### What this task involves
Would you copy out the whole listing exactly as given?

━━━━

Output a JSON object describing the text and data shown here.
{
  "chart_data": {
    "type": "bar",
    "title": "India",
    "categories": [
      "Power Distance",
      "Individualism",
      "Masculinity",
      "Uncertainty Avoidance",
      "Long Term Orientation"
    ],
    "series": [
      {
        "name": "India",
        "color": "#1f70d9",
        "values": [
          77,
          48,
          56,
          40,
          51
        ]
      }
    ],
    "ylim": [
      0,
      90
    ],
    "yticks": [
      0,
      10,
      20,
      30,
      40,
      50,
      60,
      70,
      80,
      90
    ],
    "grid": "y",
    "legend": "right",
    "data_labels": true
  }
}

━━━━

### Worked answer
Output a JSON object describing the text and data shown here.
{
  "chart_data": {
    "type": "bar",
    "title": "India",
    "categories": [
      "Power Distance",
      "Individualism",
      "Masculinity",
      "Uncertainty Avoidance",
      "Long Term Orientation"
    ],
    "series": [
      {
        "name": "India",
        "color": "#1f70d9",
        "values": [
          77,
          48,
          56,
          40,
          51
        ]
      }
    ],
    "ylim": [
      0,
      90
    ],
    "yticks": [
      0,
      10,
      20,
      30,
      40,
      50,
      60,
      70,
      80,
      90
    ],
    "grid": "y",
    "legend": "right",
    "data_labels": true
  }
}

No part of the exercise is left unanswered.